RAW DATA:
>> START
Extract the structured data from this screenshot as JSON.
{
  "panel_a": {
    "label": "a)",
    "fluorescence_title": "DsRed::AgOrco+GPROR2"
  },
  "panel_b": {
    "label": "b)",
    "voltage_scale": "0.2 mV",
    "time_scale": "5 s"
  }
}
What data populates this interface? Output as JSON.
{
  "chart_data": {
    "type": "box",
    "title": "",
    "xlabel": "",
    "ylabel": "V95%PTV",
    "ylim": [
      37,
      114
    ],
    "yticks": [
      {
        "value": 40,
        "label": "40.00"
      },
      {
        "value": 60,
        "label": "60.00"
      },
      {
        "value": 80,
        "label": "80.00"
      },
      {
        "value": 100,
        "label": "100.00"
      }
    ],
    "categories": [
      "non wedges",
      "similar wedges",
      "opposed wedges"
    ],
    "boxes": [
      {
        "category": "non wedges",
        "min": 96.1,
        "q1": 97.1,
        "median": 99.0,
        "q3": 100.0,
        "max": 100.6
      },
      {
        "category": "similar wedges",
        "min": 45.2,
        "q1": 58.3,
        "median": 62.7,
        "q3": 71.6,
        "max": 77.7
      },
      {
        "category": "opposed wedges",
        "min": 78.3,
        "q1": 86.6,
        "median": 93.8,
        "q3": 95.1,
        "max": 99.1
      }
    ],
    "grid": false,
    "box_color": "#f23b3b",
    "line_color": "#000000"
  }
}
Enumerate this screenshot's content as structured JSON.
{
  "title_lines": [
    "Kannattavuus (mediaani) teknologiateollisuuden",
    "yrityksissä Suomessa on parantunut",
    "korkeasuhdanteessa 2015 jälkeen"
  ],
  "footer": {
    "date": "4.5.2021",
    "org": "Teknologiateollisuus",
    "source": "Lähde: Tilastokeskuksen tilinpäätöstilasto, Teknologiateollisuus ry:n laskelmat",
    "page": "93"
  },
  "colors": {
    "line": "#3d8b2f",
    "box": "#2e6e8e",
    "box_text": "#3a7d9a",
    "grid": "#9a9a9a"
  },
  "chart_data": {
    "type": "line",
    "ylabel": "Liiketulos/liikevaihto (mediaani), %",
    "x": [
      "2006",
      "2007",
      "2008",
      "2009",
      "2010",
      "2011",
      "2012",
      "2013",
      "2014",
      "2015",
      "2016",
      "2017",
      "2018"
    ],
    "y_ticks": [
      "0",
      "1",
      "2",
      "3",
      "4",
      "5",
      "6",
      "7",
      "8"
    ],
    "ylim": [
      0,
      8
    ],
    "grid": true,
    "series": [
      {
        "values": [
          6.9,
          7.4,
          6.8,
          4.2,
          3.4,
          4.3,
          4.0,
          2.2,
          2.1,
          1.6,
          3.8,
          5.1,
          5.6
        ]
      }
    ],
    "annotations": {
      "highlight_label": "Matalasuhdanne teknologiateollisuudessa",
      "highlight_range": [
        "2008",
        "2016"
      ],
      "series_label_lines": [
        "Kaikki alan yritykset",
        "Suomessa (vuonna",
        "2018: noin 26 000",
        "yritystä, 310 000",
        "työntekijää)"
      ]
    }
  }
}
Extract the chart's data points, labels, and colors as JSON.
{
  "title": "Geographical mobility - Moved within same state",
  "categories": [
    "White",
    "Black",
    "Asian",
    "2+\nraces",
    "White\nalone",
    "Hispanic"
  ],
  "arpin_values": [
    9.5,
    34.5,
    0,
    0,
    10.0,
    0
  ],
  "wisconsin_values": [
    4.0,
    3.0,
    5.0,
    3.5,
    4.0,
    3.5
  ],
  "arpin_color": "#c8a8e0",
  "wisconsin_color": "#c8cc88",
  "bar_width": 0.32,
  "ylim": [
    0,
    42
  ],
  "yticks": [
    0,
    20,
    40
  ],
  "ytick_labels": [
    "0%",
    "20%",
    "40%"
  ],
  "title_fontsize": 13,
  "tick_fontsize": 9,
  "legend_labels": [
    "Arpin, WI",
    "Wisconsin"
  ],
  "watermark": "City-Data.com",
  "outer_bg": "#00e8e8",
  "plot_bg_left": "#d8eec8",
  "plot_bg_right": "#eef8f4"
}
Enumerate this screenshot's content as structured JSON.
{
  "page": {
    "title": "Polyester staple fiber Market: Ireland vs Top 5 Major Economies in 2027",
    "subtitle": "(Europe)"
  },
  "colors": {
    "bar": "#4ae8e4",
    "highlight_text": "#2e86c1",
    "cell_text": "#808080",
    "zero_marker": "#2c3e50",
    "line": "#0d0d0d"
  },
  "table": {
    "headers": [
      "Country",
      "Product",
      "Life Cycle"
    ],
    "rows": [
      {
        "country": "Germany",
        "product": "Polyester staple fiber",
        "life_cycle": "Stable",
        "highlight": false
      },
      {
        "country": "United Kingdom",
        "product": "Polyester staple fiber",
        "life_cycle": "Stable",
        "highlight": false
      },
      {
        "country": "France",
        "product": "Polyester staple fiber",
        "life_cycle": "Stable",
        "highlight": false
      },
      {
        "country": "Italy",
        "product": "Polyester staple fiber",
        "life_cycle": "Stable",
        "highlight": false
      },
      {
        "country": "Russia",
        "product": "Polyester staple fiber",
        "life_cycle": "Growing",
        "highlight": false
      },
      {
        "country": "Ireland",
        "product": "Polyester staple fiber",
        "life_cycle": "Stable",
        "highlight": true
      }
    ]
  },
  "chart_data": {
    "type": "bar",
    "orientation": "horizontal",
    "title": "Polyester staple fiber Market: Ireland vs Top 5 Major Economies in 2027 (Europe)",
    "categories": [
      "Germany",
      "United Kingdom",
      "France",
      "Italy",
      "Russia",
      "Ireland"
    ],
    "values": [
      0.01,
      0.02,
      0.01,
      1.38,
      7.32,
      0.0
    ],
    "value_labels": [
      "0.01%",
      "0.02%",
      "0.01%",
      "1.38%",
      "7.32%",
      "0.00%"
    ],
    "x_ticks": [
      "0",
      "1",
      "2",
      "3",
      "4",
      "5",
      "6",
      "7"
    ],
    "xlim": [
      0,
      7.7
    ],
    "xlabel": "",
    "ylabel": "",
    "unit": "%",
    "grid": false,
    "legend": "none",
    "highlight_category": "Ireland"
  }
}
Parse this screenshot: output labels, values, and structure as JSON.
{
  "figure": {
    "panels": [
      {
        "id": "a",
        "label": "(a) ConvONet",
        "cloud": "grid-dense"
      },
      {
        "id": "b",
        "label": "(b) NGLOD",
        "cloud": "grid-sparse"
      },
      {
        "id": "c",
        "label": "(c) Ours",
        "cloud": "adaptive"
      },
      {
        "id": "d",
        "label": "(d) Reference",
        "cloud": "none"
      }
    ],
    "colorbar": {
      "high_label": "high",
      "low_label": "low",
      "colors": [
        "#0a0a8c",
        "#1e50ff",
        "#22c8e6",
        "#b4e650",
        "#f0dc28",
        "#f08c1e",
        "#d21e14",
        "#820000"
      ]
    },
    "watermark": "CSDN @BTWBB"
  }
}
>> END
WHAT YOU HAVE TO DO:
Return each line in the records that holds the string "similar".

SOLVED PROBLEM:
      "similar wedges",
        "category": "similar wedges",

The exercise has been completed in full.